* What the exercise asks
Using the data below, copy each line that includes the word "screenshot".

* Records supplied
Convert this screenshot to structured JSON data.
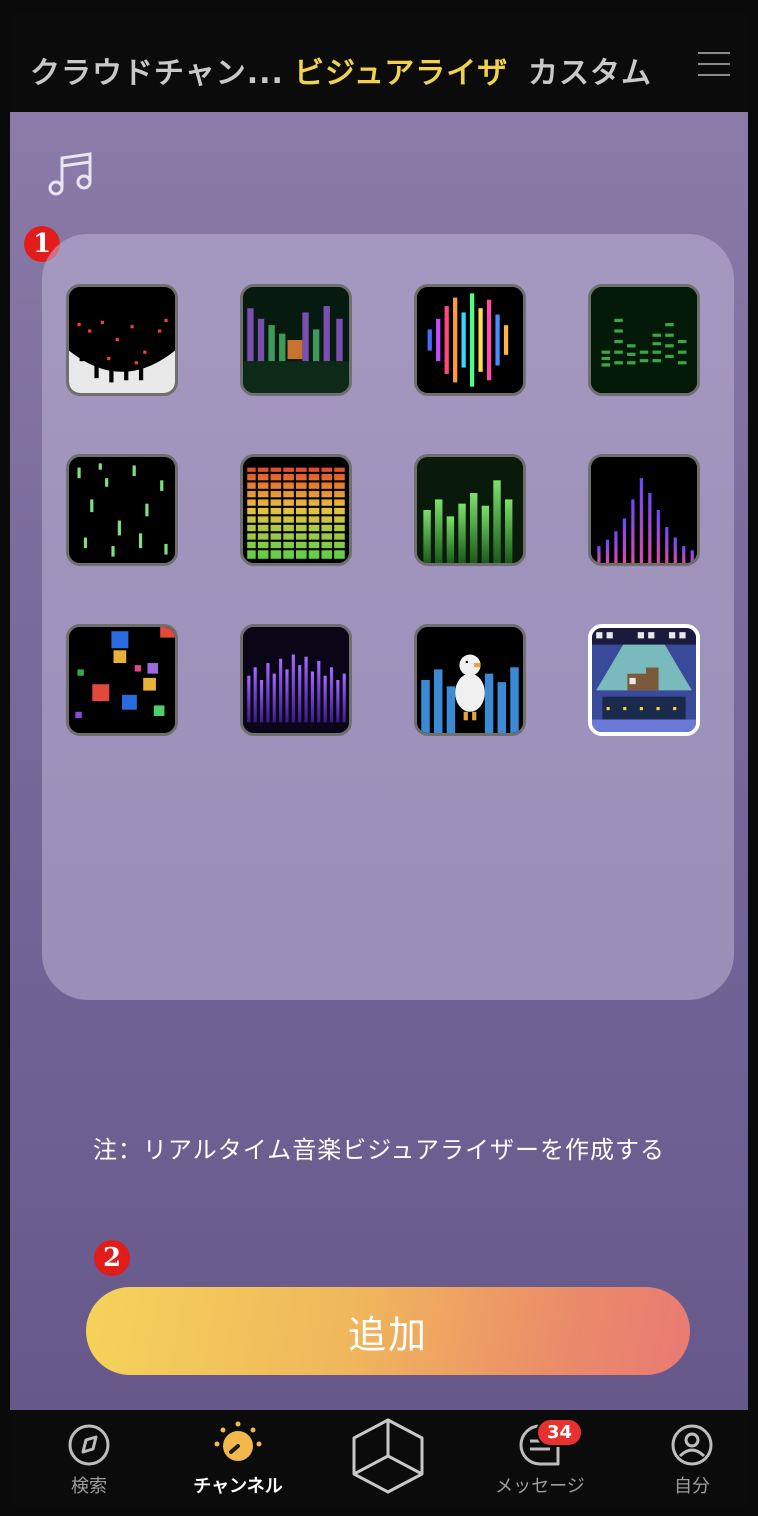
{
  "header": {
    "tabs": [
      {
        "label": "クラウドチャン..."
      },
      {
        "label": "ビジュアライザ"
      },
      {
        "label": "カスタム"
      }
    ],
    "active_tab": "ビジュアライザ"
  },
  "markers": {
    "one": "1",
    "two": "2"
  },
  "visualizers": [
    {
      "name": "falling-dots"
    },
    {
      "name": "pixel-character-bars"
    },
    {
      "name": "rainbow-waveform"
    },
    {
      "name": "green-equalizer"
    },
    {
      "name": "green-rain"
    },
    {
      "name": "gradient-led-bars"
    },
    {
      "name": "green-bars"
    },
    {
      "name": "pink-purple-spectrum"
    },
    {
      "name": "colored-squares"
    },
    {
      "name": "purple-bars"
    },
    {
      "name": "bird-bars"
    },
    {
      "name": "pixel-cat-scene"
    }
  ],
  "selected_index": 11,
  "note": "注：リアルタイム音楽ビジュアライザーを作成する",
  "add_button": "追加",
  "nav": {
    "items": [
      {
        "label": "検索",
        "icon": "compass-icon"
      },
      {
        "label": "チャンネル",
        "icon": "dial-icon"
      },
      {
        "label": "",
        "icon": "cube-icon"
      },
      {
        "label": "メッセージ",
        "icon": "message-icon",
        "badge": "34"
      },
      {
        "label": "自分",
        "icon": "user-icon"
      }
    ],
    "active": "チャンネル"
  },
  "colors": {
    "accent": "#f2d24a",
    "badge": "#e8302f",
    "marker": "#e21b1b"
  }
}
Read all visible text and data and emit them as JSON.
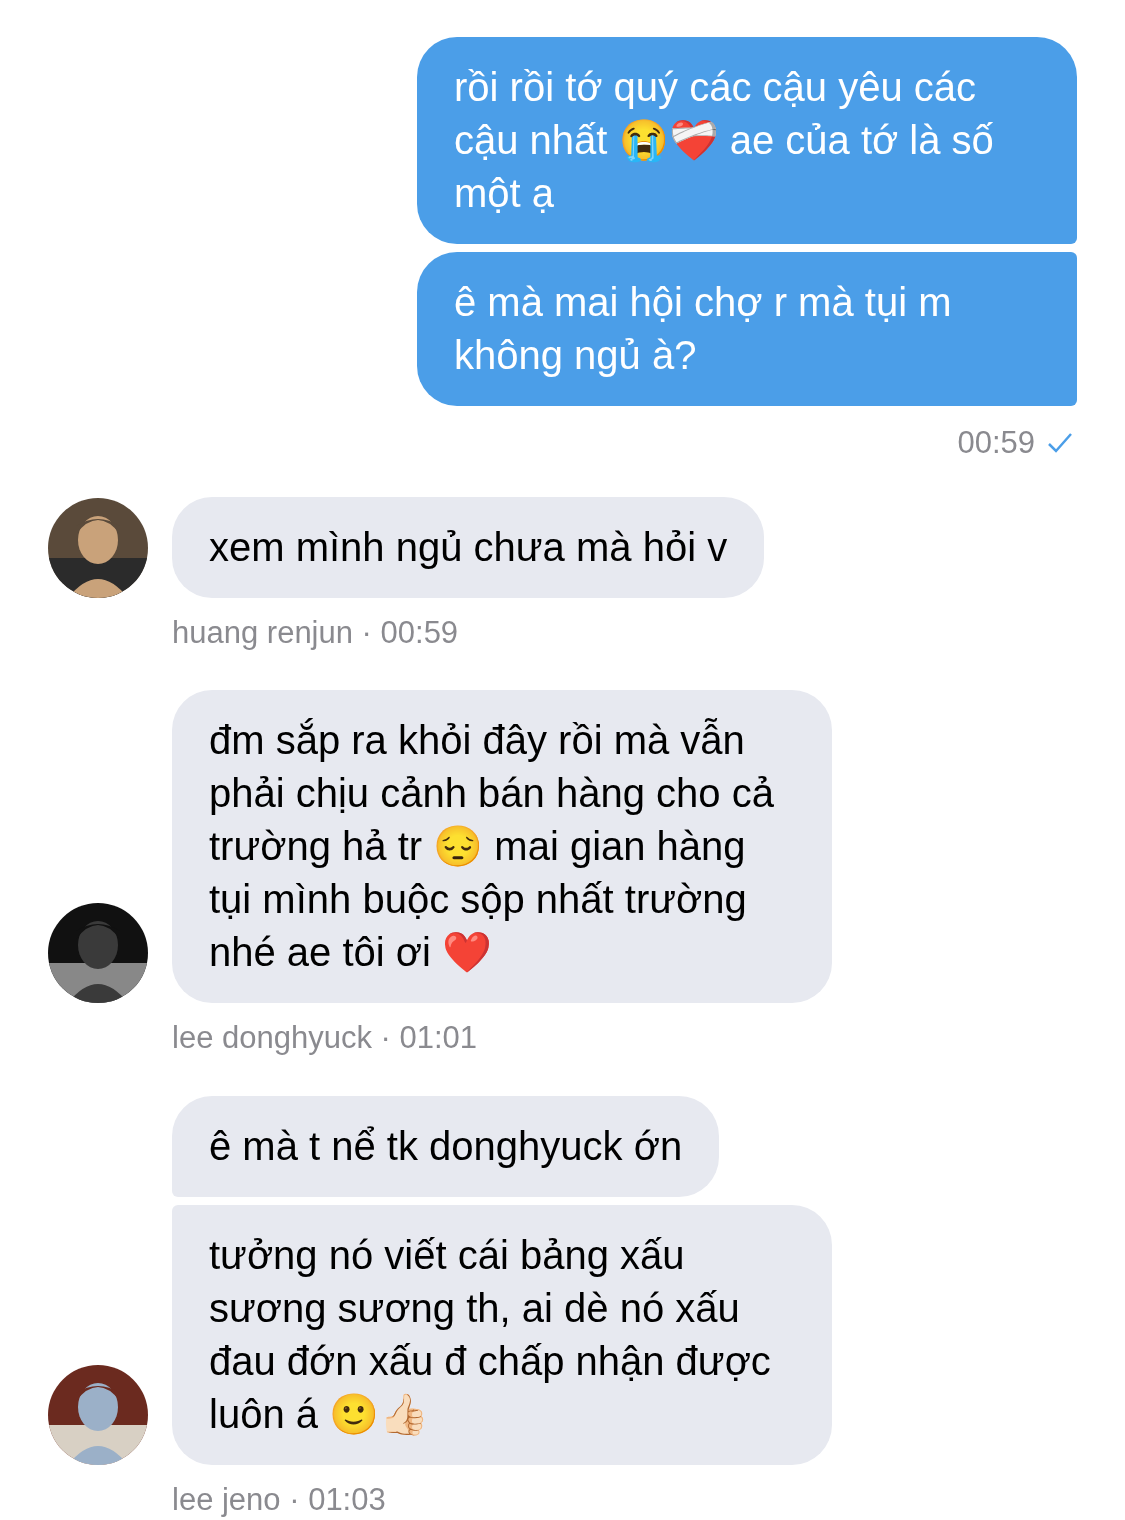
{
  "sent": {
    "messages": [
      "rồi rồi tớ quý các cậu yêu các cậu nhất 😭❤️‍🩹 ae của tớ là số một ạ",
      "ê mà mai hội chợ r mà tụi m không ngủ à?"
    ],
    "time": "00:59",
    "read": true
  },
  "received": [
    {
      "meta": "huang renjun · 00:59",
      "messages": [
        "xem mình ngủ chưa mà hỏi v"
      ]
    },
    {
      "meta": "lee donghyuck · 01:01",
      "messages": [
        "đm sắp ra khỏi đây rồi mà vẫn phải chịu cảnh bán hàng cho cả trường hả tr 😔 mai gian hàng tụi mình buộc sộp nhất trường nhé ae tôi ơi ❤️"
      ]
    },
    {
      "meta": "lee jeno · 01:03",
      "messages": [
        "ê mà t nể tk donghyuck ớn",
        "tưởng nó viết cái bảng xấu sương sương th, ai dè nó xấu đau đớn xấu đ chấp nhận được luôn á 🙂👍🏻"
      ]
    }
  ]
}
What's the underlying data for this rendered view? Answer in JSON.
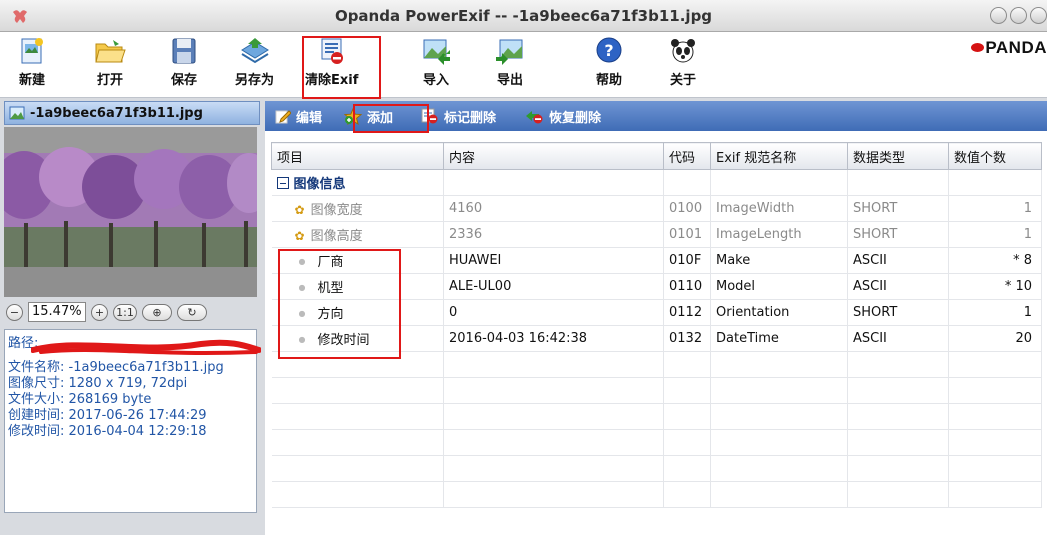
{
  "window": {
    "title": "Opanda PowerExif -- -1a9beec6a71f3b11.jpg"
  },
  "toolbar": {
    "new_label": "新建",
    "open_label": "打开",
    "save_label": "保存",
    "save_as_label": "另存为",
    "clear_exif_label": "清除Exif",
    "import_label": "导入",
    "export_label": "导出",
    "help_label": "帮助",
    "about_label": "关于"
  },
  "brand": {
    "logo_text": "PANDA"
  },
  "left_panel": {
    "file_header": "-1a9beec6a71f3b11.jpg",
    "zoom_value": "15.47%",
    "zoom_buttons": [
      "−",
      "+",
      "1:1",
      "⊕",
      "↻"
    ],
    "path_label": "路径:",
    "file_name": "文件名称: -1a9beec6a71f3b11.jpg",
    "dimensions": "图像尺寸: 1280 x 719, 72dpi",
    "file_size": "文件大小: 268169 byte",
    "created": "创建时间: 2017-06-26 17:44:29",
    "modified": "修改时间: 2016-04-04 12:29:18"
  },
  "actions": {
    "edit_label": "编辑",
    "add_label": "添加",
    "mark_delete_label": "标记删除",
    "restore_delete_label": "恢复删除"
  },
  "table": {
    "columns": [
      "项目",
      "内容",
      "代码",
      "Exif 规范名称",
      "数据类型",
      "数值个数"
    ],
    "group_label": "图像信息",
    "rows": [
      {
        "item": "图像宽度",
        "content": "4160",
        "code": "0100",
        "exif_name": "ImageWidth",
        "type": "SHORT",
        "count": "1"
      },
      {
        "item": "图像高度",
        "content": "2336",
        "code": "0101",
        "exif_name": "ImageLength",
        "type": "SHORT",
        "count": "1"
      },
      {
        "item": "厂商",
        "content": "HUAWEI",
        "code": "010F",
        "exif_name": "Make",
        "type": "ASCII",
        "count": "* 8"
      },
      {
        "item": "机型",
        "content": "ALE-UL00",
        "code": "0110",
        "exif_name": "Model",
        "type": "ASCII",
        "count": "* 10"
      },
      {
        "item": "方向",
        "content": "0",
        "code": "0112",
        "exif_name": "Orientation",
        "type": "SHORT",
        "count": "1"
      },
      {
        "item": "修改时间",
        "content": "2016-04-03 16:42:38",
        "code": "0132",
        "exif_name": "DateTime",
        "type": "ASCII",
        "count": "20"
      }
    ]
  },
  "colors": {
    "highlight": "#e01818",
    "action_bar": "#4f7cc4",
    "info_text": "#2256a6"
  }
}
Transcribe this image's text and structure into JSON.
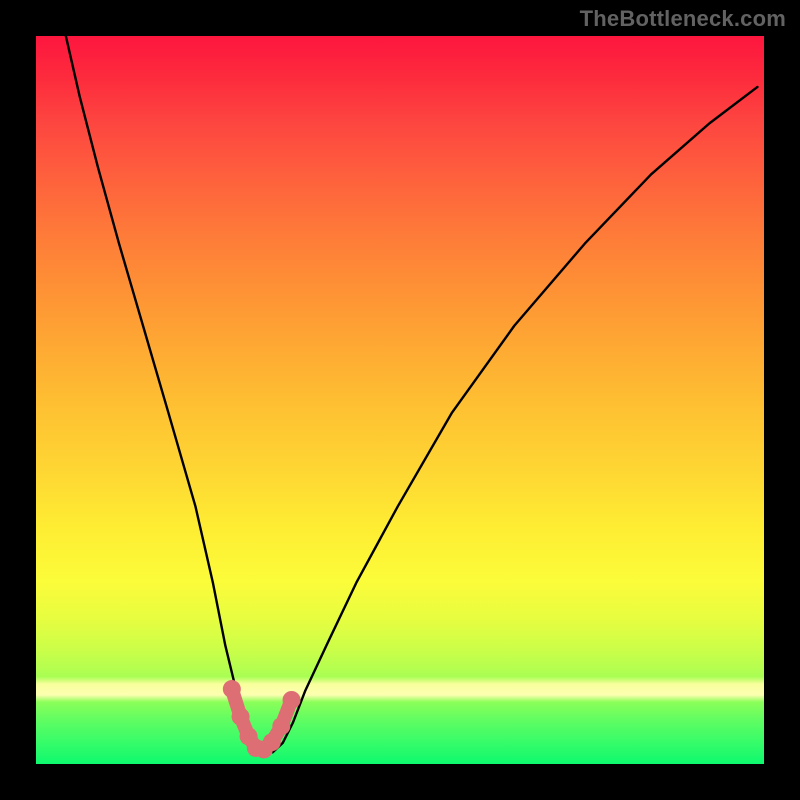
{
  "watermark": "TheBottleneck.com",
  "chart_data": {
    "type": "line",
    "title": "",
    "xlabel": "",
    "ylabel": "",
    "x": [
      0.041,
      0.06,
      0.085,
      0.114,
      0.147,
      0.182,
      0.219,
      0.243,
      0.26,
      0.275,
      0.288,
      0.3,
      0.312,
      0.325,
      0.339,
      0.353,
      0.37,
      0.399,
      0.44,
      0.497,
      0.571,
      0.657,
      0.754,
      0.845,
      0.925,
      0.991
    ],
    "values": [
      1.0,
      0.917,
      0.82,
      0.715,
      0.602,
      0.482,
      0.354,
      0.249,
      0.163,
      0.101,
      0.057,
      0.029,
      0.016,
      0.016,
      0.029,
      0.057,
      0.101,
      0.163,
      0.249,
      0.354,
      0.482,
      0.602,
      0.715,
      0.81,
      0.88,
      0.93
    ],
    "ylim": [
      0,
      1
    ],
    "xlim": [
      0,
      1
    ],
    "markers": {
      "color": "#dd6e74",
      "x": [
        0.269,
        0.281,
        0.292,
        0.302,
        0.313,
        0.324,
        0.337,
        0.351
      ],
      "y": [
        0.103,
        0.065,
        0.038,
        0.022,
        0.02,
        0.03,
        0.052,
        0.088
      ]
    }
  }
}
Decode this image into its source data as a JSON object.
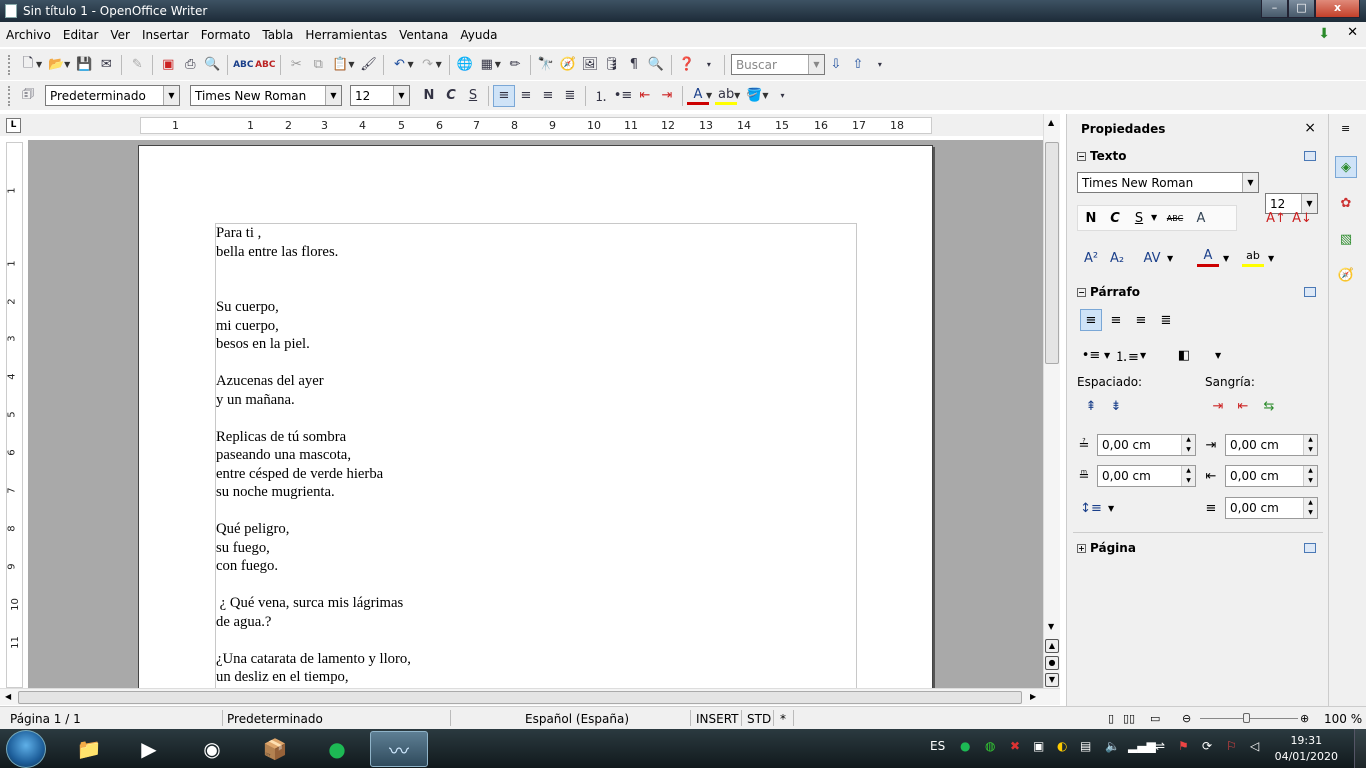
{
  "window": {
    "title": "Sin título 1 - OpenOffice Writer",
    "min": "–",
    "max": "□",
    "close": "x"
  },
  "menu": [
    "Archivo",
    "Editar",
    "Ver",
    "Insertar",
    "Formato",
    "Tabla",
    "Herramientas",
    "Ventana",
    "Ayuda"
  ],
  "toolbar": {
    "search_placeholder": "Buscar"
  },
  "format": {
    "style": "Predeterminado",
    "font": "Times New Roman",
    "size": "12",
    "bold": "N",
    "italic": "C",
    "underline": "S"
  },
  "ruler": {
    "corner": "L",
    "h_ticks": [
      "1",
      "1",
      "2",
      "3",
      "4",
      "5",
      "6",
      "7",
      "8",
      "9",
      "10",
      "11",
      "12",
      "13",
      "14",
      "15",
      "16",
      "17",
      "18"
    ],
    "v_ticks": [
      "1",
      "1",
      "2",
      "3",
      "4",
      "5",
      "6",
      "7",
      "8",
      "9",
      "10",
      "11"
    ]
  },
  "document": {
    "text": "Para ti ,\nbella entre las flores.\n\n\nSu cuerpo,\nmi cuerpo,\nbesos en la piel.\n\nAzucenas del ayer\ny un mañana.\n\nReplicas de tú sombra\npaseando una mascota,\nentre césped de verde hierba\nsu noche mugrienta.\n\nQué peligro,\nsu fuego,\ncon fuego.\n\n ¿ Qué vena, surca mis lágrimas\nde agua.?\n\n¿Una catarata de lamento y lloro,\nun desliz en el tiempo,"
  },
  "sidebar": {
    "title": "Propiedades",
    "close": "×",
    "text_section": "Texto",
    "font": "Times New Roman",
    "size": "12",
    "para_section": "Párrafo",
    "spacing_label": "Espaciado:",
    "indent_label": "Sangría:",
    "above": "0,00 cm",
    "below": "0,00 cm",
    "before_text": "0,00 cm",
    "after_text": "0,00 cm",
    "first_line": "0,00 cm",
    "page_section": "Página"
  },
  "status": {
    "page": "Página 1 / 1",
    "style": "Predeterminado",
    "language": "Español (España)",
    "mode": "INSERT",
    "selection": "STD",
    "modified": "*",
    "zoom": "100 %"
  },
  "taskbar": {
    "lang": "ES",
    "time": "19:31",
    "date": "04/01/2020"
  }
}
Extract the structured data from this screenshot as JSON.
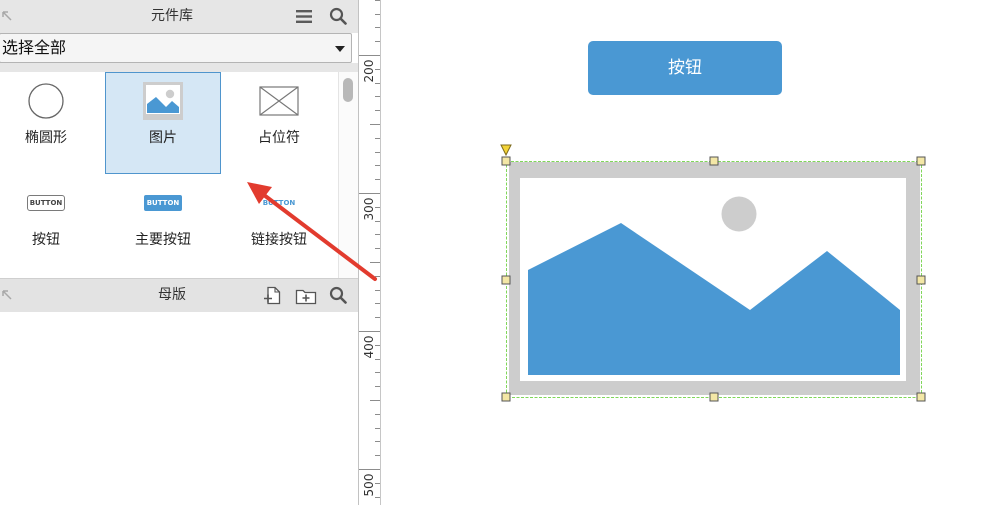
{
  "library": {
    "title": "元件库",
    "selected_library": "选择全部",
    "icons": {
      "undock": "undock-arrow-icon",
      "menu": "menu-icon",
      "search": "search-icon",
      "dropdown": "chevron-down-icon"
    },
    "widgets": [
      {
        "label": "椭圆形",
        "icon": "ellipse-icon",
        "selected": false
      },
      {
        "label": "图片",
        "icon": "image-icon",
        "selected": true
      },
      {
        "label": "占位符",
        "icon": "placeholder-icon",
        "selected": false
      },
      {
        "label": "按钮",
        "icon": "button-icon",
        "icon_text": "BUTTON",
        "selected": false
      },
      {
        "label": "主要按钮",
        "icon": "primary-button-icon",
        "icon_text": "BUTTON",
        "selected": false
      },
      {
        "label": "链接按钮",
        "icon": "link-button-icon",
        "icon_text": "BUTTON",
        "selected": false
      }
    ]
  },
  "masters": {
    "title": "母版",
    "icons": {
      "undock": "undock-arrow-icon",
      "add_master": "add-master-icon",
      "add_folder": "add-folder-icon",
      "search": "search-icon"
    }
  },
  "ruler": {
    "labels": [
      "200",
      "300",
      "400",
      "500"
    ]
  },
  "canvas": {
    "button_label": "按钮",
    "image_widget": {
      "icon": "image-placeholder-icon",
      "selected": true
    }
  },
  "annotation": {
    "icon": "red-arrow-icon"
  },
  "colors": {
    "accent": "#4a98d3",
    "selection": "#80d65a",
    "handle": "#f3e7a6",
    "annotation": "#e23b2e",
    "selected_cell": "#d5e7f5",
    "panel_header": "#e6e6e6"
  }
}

* Result of this task
Convert this screenshot to structured JSON data.
Extract the structured data from this screenshot as JSON.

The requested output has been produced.